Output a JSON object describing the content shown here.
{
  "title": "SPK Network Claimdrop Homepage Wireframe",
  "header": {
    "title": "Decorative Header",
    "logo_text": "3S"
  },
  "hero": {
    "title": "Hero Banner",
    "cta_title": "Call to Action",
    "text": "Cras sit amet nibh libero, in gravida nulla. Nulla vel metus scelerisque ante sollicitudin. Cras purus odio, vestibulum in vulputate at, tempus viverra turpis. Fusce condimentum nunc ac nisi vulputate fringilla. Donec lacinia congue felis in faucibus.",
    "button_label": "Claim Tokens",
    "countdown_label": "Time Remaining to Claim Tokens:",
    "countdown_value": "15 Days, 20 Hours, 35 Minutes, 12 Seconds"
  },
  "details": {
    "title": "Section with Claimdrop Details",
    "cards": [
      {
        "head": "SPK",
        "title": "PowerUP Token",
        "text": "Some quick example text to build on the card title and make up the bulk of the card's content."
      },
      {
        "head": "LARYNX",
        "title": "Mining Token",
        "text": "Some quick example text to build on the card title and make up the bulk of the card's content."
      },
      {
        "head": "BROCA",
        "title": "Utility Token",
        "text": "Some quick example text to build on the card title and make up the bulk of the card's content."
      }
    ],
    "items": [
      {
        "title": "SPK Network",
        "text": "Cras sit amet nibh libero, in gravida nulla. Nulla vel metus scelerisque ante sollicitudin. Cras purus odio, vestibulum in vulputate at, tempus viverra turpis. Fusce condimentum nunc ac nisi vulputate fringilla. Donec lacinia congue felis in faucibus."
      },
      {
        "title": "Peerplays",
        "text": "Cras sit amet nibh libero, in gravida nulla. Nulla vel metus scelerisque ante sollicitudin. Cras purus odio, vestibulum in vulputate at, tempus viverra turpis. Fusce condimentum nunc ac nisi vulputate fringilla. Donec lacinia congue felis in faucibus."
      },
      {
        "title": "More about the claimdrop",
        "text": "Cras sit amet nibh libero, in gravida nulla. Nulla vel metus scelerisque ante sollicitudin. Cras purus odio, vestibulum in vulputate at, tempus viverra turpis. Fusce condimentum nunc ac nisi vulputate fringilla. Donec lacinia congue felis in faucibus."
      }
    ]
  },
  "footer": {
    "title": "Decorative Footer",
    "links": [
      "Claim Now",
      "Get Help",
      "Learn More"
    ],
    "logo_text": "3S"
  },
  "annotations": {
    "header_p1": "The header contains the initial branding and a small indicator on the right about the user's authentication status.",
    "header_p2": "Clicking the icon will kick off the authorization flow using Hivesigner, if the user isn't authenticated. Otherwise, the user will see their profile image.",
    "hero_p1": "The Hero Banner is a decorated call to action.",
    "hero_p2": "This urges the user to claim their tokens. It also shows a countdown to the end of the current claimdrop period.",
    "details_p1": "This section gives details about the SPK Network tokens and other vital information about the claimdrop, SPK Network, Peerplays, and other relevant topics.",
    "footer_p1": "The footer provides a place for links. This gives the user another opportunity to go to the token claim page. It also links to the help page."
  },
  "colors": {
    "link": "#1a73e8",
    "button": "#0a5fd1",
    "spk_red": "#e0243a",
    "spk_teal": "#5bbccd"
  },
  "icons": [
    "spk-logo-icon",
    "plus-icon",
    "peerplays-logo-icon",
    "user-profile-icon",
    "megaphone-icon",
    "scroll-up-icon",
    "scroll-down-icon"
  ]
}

■ ■ ■ ■ ■ ■ ■

* _TASK STATEMENT_: Please set down the whole listing above without altering a single line.

* _TASK RESULT_:
Output a JSON object describing the content shown here.
{
  "title": "SPK Network Claimdrop Homepage Wireframe",
  "header": {
    "title": "Decorative Header",
    "logo_text": "3S"
  },
  "hero": {
    "title": "Hero Banner",
    "cta_title": "Call to Action",
    "text": "Cras sit amet nibh libero, in gravida nulla. Nulla vel metus scelerisque ante sollicitudin. Cras purus odio, vestibulum in vulputate at, tempus viverra turpis. Fusce condimentum nunc ac nisi vulputate fringilla. Donec lacinia congue felis in faucibus.",
    "button_label": "Claim Tokens",
    "countdown_label": "Time Remaining to Claim Tokens:",
    "countdown_value": "15 Days, 20 Hours, 35 Minutes, 12 Seconds"
  },
  "details": {
    "title": "Section with Claimdrop Details",
    "cards": [
      {
        "head": "SPK",
        "title": "PowerUP Token",
        "text": "Some quick example text to build on the card title and make up the bulk of the card's content."
      },
      {
        "head": "LARYNX",
        "title": "Mining Token",
        "text": "Some quick example text to build on the card title and make up the bulk of the card's content."
      },
      {
        "head": "BROCA",
        "title": "Utility Token",
        "text": "Some quick example text to build on the card title and make up the bulk of the card's content."
      }
    ],
    "items": [
      {
        "title": "SPK Network",
        "text": "Cras sit amet nibh libero, in gravida nulla. Nulla vel metus scelerisque ante sollicitudin. Cras purus odio, vestibulum in vulputate at, tempus viverra turpis. Fusce condimentum nunc ac nisi vulputate fringilla. Donec lacinia congue felis in faucibus."
      },
      {
        "title": "Peerplays",
        "text": "Cras sit amet nibh libero, in gravida nulla. Nulla vel metus scelerisque ante sollicitudin. Cras purus odio, vestibulum in vulputate at, tempus viverra turpis. Fusce condimentum nunc ac nisi vulputate fringilla. Donec lacinia congue felis in faucibus."
      },
      {
        "title": "More about the claimdrop",
        "text": "Cras sit amet nibh libero, in gravida nulla. Nulla vel metus scelerisque ante sollicitudin. Cras purus odio, vestibulum in vulputate at, tempus viverra turpis. Fusce condimentum nunc ac nisi vulputate fringilla. Donec lacinia congue felis in faucibus."
      }
    ]
  },
  "footer": {
    "title": "Decorative Footer",
    "links": [
      "Claim Now",
      "Get Help",
      "Learn More"
    ],
    "logo_text": "3S"
  },
  "annotations": {
    "header_p1": "The header contains the initial branding and a small indicator on the right about the user's authentication status.",
    "header_p2": "Clicking the icon will kick off the authorization flow using Hivesigner, if the user isn't authenticated. Otherwise, the user will see their profile image.",
    "hero_p1": "The Hero Banner is a decorated call to action.",
    "hero_p2": "This urges the user to claim their tokens. It also shows a countdown to the end of the current claimdrop period.",
    "details_p1": "This section gives details about the SPK Network tokens and other vital information about the claimdrop, SPK Network, Peerplays, and other relevant topics.",
    "footer_p1": "The footer provides a place for links. This gives the user another opportunity to go to the token claim page. It also links to the help page."
  },
  "colors": {
    "link": "#1a73e8",
    "button": "#0a5fd1",
    "spk_red": "#e0243a",
    "spk_teal": "#5bbccd"
  },
  "icons": [
    "spk-logo-icon",
    "plus-icon",
    "peerplays-logo-icon",
    "user-profile-icon",
    "megaphone-icon",
    "scroll-up-icon",
    "scroll-down-icon"
  ]
}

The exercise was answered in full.